TASK -> Search the entries for the word "component" and pull out each line that has it.

SUPPLIED DATA ->
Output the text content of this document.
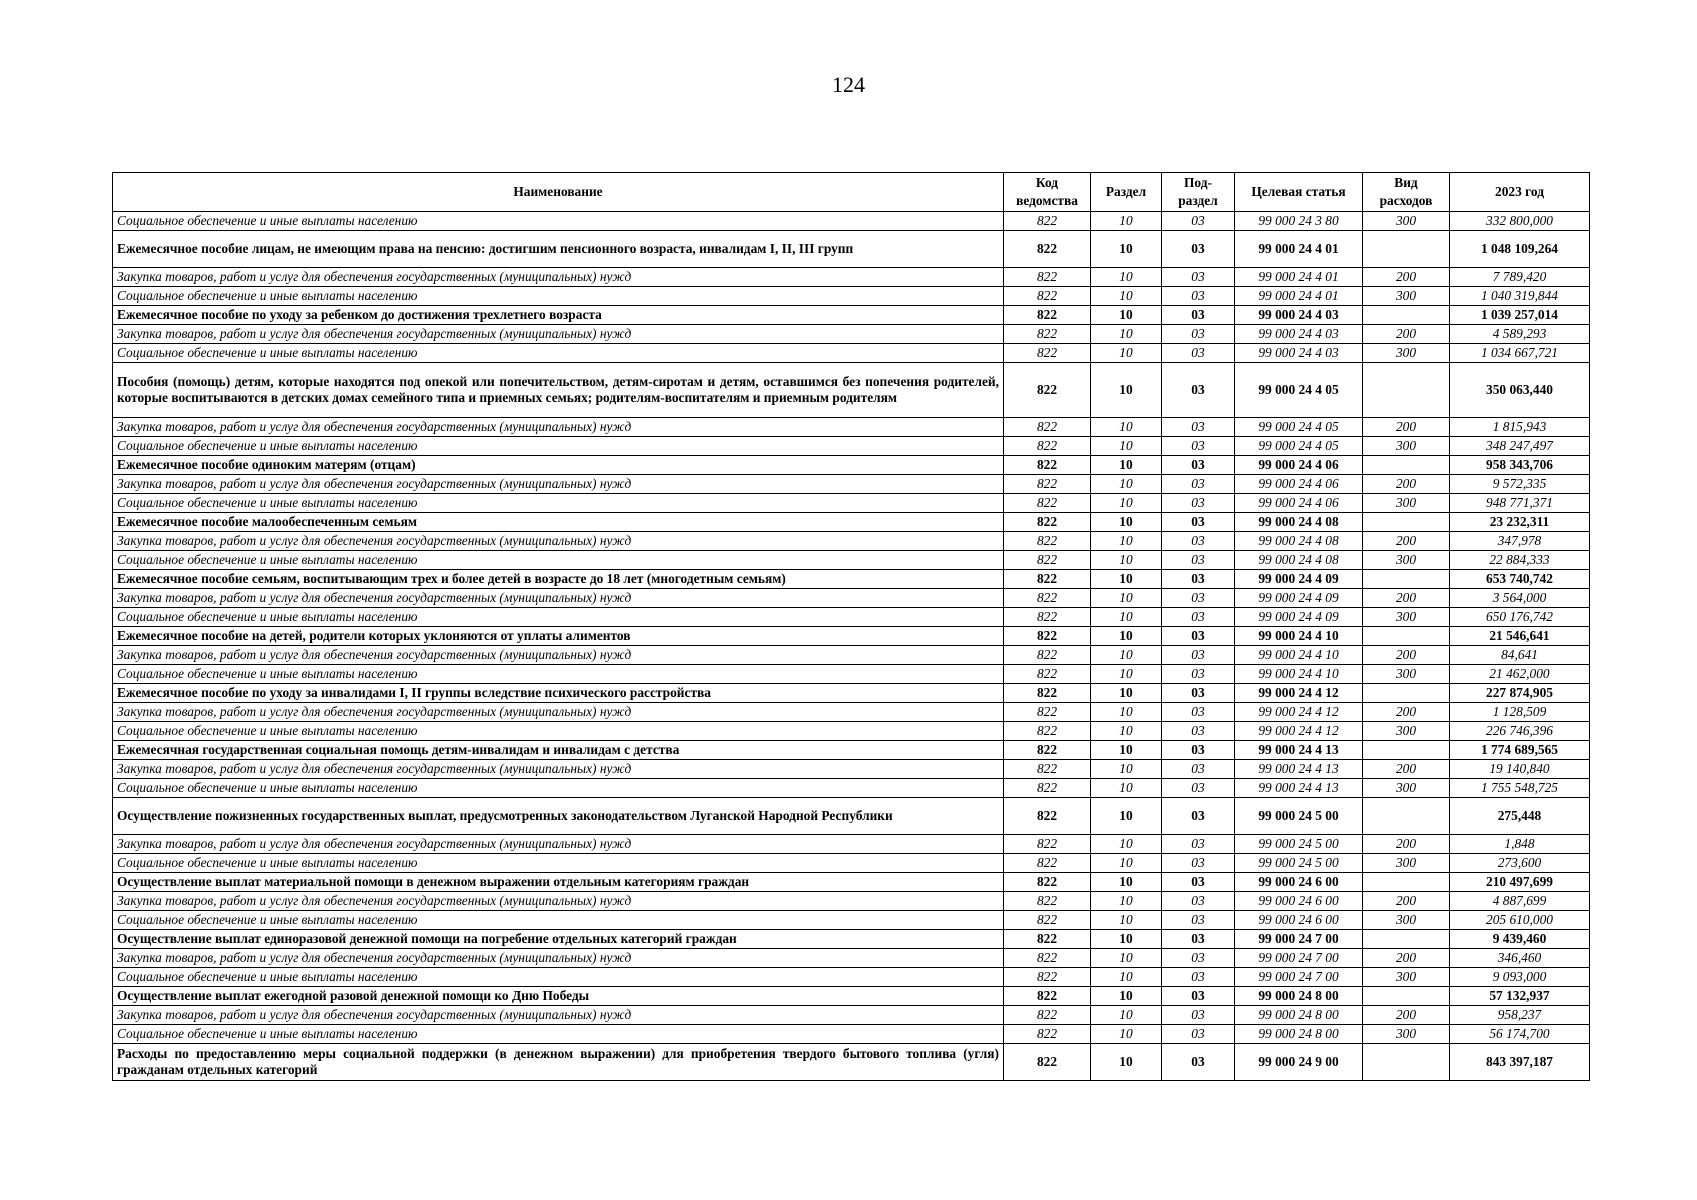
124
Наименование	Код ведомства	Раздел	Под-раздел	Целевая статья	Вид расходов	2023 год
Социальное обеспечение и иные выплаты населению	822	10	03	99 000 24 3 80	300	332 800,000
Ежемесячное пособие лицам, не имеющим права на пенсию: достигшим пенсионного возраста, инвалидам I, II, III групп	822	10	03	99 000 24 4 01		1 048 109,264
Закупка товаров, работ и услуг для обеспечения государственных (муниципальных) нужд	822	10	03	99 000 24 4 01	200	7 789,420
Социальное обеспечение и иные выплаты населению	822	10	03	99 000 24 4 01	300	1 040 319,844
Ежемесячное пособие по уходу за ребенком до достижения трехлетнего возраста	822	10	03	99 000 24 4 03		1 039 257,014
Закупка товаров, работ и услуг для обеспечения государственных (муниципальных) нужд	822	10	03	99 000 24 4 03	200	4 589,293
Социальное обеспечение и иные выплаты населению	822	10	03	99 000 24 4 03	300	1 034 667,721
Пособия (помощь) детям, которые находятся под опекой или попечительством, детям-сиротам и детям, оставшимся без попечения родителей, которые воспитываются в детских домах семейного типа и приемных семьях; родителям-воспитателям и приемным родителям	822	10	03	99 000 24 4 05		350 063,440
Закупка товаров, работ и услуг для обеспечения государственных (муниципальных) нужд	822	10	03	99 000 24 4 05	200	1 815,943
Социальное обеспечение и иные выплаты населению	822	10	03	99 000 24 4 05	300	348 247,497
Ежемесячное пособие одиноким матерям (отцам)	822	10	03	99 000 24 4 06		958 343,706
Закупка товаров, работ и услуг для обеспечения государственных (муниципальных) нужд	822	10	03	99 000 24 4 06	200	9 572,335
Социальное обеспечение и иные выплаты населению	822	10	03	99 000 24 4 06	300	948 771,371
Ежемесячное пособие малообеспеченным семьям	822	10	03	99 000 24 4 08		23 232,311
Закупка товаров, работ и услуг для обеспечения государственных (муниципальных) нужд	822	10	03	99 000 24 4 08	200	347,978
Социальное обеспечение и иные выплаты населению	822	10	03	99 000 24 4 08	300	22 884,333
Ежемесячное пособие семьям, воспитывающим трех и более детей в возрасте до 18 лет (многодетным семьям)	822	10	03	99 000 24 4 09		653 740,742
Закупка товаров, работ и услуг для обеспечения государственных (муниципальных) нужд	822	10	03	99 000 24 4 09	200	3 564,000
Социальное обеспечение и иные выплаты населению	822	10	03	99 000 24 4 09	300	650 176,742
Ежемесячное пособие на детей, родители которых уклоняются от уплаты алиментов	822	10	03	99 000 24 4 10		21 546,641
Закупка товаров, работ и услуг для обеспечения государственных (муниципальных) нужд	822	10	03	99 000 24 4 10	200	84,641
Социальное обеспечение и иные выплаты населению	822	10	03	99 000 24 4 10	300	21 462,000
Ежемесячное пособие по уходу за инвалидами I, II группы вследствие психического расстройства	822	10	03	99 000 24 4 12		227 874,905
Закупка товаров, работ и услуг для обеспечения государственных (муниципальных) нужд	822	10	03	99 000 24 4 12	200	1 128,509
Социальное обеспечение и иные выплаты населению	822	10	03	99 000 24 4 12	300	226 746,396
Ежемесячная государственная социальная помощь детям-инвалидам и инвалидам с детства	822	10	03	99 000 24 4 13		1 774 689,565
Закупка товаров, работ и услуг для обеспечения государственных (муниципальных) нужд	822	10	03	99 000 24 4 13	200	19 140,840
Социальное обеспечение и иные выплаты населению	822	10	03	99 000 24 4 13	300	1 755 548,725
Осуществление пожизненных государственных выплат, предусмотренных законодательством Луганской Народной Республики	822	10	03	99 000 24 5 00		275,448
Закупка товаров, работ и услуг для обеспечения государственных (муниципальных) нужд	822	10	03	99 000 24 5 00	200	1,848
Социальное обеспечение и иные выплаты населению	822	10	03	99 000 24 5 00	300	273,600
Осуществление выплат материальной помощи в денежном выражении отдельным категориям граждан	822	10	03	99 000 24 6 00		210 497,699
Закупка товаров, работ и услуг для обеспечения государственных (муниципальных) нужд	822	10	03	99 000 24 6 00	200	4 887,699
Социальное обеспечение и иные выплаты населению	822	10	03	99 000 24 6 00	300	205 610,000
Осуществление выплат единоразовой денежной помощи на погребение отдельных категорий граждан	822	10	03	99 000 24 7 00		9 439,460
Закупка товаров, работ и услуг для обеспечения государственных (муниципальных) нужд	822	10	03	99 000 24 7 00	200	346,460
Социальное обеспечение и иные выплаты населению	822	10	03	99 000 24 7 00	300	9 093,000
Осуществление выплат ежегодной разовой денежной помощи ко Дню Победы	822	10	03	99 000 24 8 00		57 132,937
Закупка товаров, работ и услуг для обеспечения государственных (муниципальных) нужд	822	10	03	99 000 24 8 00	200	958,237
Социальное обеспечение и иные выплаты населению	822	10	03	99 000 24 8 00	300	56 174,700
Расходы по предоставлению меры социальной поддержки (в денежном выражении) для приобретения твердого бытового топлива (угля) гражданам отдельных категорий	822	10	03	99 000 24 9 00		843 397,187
* * *
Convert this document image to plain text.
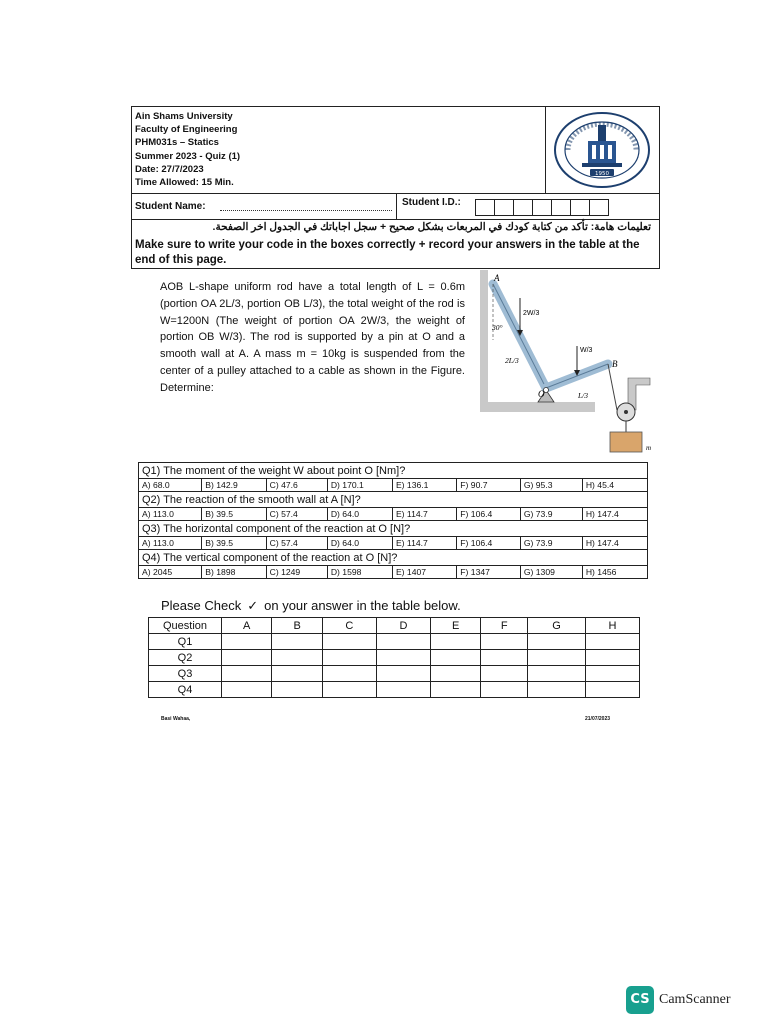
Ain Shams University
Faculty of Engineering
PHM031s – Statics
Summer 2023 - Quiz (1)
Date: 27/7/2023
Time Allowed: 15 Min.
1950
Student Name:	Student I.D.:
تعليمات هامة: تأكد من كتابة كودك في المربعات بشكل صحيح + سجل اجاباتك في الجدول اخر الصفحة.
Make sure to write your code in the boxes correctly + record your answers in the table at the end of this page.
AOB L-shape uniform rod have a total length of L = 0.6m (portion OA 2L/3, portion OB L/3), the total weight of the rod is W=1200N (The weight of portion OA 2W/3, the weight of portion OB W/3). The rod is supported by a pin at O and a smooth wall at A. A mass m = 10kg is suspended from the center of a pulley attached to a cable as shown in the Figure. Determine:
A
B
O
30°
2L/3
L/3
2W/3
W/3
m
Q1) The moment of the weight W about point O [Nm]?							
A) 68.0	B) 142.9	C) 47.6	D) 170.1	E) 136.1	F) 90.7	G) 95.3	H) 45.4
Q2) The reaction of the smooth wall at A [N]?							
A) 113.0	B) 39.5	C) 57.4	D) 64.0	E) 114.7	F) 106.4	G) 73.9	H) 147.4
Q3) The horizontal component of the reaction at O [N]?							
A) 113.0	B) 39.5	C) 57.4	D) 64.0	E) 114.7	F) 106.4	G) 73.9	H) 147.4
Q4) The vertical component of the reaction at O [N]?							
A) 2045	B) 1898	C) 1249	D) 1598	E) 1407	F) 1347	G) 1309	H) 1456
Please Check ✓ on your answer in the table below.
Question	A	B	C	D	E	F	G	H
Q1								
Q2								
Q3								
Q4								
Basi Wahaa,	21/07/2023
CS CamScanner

TASK SOLUTION ->
Q3) The horizontal component of the reaction at O [N]?							
Q4) The vertical component of the reaction at O [N]?							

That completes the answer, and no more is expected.